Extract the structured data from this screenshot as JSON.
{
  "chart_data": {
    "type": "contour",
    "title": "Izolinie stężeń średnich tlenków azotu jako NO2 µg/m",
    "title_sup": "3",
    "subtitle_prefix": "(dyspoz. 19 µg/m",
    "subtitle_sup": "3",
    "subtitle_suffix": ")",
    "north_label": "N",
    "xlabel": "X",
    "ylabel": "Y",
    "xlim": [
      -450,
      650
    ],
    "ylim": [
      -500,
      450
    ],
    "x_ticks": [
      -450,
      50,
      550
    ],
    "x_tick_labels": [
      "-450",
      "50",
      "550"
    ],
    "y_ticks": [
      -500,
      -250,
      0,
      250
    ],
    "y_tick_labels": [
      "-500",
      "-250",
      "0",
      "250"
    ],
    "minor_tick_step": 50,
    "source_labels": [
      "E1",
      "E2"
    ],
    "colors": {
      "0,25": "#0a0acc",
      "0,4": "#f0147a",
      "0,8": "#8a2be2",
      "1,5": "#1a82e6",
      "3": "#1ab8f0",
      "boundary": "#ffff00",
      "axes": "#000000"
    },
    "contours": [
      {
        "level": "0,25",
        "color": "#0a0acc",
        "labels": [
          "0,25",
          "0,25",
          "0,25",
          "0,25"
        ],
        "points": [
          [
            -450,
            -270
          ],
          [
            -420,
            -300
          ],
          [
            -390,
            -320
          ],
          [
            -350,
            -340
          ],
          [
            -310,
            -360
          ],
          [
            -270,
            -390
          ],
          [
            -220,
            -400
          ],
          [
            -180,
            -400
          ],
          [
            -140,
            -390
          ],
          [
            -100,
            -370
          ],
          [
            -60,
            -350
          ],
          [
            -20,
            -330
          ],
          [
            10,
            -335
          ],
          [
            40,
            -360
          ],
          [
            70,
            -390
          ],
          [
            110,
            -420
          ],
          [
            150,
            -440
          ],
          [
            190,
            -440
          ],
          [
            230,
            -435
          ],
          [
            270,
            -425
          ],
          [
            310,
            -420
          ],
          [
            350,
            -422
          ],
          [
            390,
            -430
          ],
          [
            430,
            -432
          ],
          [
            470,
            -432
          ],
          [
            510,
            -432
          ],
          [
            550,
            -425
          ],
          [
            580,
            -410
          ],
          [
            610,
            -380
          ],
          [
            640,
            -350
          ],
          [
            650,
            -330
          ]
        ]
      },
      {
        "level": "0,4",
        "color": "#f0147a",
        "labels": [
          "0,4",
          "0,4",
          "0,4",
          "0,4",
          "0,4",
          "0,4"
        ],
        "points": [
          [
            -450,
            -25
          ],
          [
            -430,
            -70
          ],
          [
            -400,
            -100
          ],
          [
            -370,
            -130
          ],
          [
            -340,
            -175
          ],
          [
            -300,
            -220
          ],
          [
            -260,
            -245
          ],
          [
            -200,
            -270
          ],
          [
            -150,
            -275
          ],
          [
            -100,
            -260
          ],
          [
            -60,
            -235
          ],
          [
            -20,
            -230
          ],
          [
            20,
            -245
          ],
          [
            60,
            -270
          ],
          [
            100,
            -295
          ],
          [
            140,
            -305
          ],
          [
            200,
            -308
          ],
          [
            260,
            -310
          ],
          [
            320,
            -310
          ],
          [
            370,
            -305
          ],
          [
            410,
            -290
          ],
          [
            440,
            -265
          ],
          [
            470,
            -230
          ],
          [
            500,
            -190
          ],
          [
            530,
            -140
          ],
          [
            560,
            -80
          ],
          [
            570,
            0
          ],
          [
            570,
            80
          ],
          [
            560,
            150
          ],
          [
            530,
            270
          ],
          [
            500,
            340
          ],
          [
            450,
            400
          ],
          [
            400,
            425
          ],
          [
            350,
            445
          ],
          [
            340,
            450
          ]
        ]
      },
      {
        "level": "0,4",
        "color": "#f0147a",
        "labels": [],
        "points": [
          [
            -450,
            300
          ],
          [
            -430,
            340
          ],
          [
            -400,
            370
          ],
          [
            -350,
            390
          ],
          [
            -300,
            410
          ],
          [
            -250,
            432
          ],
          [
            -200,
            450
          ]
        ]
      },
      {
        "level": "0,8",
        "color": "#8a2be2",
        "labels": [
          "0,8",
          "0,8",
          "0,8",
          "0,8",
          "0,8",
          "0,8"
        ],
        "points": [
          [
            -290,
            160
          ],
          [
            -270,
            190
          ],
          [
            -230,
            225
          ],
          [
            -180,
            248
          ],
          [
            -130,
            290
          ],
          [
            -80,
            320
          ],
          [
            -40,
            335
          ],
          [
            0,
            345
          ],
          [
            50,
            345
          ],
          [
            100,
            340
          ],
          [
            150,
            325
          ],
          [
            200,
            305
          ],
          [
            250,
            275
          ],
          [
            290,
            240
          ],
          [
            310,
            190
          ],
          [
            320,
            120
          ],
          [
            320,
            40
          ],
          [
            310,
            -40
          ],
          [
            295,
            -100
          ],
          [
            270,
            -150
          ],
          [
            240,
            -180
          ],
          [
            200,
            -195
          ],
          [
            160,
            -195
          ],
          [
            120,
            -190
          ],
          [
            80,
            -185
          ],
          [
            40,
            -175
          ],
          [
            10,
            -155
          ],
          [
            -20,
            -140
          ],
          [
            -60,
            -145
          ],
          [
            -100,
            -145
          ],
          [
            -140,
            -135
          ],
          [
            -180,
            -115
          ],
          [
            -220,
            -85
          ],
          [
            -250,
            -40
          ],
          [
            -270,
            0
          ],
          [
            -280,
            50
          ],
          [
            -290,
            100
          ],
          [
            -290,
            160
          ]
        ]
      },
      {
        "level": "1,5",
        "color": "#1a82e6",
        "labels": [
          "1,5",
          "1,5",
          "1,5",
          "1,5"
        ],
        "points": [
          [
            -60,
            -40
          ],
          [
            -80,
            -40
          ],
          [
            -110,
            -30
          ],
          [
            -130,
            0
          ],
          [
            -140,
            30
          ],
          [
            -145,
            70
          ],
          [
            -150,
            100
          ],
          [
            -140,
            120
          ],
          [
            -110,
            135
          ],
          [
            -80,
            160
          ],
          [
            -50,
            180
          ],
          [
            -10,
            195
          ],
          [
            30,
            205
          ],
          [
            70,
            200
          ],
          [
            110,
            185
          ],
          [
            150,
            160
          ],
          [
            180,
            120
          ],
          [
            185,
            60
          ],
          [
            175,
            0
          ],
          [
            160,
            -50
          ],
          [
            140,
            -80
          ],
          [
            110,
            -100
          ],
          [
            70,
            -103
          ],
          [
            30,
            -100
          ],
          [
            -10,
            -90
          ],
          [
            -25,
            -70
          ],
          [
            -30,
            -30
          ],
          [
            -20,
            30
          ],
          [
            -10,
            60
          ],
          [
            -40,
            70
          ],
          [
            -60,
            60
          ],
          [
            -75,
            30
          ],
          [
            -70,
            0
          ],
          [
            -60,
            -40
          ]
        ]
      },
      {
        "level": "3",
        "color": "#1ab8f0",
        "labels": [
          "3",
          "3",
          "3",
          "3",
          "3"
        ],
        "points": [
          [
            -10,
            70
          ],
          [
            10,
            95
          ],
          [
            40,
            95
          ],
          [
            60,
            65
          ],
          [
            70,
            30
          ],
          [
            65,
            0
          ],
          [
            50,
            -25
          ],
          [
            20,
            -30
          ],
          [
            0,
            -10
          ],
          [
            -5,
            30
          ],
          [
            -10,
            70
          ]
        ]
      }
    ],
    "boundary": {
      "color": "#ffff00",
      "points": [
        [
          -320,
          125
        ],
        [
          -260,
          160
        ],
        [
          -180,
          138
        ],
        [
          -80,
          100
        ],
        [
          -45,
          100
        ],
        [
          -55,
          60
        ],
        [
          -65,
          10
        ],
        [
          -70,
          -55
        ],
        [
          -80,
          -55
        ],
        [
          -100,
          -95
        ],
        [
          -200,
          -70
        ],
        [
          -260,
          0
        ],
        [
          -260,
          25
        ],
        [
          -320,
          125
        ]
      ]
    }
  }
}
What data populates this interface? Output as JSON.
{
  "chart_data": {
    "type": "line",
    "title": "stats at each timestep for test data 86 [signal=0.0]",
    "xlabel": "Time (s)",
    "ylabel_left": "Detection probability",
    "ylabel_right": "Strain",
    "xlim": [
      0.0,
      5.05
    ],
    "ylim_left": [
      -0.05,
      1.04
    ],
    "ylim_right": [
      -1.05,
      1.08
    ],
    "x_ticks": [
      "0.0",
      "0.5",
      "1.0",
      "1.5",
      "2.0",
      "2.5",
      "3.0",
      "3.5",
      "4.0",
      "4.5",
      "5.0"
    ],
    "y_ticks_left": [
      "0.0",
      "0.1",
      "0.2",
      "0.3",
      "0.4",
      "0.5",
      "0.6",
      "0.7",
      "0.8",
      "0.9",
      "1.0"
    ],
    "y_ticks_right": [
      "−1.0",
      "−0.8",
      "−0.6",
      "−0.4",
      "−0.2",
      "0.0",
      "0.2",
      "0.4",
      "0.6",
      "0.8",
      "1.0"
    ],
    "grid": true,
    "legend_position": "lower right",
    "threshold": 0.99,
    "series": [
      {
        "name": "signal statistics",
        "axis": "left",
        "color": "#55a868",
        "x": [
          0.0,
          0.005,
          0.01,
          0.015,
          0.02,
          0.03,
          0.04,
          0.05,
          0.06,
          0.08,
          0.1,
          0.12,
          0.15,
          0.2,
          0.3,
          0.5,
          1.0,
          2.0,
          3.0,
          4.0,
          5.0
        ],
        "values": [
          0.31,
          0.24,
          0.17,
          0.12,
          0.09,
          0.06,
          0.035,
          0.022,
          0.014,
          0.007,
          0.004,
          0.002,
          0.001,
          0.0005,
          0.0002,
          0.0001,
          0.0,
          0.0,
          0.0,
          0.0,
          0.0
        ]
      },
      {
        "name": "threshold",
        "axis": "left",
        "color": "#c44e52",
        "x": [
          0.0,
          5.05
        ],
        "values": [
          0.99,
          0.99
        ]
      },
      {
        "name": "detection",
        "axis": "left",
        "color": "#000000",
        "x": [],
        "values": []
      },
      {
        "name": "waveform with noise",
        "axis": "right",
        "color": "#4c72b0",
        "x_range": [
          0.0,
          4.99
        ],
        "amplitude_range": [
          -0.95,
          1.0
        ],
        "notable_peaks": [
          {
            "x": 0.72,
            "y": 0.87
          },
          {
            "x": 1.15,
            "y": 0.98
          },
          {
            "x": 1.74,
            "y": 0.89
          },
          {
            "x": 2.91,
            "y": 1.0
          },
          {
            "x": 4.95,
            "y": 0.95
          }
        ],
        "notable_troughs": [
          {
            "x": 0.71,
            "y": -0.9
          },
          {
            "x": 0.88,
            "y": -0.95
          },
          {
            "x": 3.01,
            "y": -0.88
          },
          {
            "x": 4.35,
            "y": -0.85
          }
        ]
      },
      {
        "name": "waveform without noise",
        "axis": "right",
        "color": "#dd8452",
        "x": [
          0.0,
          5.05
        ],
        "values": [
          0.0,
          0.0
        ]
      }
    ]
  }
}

Task goal
Gather every line containing the word "noise" and copy it.

Answer below
        "name": "waveform with noise",
        "name": "waveform without noise",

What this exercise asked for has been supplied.